> _EXERCISE AIM_
Find the string "JSON" in the records. Copy every line it appears in.

Dataset rows about figures

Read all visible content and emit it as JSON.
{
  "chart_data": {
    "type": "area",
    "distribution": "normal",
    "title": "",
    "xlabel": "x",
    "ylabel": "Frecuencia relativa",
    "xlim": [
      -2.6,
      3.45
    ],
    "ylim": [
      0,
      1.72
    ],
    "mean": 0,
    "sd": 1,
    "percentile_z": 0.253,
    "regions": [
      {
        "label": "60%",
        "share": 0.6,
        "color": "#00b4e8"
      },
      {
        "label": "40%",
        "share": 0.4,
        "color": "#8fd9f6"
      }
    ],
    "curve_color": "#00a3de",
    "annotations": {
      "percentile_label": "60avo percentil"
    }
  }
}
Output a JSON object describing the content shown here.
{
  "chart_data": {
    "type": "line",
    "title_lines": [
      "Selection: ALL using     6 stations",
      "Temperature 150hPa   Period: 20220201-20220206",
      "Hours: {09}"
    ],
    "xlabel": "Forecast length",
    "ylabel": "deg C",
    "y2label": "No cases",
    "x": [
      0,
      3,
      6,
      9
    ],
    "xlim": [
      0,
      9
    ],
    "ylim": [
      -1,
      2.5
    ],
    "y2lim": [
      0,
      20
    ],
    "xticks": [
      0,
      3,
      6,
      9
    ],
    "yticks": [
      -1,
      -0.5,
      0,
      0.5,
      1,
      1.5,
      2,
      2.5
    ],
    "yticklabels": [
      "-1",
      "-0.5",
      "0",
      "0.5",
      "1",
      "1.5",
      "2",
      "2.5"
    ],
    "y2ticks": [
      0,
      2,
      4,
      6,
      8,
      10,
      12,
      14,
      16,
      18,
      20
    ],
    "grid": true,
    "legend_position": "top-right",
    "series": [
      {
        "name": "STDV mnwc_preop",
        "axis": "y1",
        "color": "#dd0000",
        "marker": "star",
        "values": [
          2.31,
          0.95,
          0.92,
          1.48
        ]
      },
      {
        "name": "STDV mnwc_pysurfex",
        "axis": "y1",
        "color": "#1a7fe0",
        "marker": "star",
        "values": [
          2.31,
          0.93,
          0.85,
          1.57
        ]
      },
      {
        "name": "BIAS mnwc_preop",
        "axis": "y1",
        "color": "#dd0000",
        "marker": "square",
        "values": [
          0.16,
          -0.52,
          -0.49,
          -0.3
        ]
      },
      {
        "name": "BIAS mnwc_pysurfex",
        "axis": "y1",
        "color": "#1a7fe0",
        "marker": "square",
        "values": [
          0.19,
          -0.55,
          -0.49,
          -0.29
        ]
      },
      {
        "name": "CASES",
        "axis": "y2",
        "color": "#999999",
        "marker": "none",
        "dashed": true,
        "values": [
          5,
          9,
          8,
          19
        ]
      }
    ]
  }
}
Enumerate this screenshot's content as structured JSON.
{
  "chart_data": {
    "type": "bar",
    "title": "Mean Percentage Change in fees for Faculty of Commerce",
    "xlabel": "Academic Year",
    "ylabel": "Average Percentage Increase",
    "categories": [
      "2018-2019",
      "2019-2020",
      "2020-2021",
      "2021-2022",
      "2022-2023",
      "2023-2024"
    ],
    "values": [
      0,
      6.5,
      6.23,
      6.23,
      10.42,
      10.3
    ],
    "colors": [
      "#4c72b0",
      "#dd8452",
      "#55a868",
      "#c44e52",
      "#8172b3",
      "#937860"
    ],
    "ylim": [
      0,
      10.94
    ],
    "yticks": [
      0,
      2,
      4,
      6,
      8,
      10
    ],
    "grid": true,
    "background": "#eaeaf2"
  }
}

> _ANSWER FOR THIS EXERCISE_
Read all visible content and emit it as JSON.
Output a JSON object describing the content shown here.
Enumerate this screenshot's content as structured JSON.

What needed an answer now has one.